**What is needed:** Across the records below, how many lines include the word "Coefficients"? State only the number.

**Data for this task:**
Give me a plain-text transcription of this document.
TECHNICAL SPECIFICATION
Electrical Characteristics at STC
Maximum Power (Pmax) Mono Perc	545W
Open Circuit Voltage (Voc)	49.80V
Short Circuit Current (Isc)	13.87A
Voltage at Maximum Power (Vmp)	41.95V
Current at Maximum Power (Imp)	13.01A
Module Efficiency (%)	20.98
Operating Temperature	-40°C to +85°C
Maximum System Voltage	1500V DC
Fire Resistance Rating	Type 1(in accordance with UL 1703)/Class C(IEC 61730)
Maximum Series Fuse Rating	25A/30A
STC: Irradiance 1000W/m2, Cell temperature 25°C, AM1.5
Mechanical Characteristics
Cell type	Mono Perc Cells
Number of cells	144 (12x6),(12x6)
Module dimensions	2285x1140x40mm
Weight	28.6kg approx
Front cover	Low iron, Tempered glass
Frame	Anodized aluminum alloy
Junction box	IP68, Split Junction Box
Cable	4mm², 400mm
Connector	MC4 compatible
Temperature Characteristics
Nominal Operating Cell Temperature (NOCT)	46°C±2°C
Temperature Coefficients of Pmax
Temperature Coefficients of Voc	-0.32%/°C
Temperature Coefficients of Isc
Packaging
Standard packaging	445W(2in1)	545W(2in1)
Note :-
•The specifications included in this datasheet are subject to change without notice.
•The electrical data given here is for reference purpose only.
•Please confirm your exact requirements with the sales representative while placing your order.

**Answer space:** 3